**What to produce**
Omit all pictures, then retype the data exactly as given.

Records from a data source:
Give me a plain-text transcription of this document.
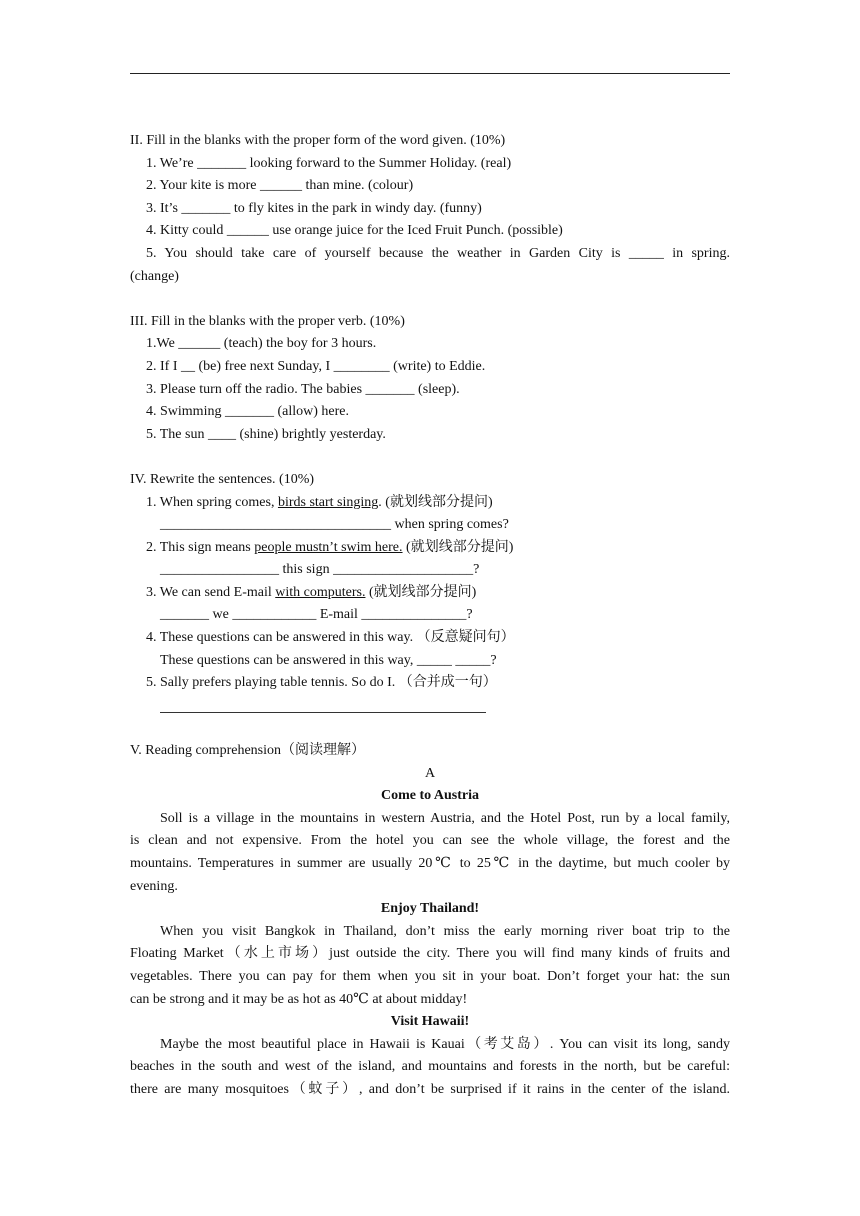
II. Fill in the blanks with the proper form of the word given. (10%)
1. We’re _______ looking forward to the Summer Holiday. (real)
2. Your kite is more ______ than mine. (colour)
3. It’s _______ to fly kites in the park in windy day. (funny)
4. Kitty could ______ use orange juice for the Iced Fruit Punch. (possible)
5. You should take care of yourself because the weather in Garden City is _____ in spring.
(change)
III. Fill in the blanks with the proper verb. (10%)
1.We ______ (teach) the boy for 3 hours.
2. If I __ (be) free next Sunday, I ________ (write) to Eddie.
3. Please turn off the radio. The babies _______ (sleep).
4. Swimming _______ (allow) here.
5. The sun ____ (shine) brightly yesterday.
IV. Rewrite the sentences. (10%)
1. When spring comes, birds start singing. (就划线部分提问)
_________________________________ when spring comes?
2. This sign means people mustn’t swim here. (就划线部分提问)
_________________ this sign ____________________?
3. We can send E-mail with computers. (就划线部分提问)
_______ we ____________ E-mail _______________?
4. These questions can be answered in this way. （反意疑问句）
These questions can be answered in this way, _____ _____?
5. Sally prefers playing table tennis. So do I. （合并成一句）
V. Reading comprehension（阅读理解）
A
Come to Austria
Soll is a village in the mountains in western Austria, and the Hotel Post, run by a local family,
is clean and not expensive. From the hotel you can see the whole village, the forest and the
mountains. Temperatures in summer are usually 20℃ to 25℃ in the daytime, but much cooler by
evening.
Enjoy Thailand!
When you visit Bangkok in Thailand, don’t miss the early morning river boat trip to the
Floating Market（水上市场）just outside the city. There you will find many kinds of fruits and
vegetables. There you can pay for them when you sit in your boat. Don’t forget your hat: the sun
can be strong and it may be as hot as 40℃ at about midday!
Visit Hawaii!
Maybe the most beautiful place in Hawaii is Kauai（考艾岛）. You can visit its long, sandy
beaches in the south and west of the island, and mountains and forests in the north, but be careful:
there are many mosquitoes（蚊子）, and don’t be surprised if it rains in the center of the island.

**Output**
Give me a plain-text transcription of this document.
II. Fill in the blanks with the proper form of the word given. (10%)
1. We’re _______ looking forward to the Summer Holiday. (real)
2. Your kite is more ______ than mine. (colour)
3. It’s _______ to fly kites in the park in windy day. (funny)
4. Kitty could ______ use orange juice for the Iced Fruit Punch. (possible)
5. You should take care of yourself because the weather in Garden City is _____ in spring.
(change)
III. Fill in the blanks with the proper verb. (10%)
1.We ______ (teach) the boy for 3 hours.
2. If I __ (be) free next Sunday, I ________ (write) to Eddie.
3. Please turn off the radio. The babies _______ (sleep).
4. Swimming _______ (allow) here.
5. The sun ____ (shine) brightly yesterday.
IV. Rewrite the sentences. (10%)
1. When spring comes, birds start singing. (就划线部分提问)
_________________________________ when spring comes?
2. This sign means people mustn’t swim here. (就划线部分提问)
_________________ this sign ____________________?
3. We can send E-mail with computers. (就划线部分提问)
_______ we ____________ E-mail _______________?
4. These questions can be answered in this way. （反意疑问句）
These questions can be answered in this way, _____ _____?
5. Sally prefers playing table tennis. So do I. （合并成一句）
V. Reading comprehension（阅读理解）
A
Come to Austria
Soll is a village in the mountains in western Austria, and the Hotel Post, run by a local family,
is clean and not expensive. From the hotel you can see the whole village, the forest and the
mountains. Temperatures in summer are usually 20℃ to 25℃ in the daytime, but much cooler by
evening.
Enjoy Thailand!
When you visit Bangkok in Thailand, don’t miss the early morning river boat trip to the
Floating Market（水上市场）just outside the city. There you will find many kinds of fruits and
vegetables. There you can pay for them when you sit in your boat. Don’t forget your hat: the sun
can be strong and it may be as hot as 40℃ at about midday!
Visit Hawaii!
Maybe the most beautiful place in Hawaii is Kauai（考艾岛）. You can visit its long, sandy
beaches in the south and west of the island, and mountains and forests in the north, but be careful:
there are many mosquitoes（蚊子）, and don’t be surprised if it rains in the center of the island.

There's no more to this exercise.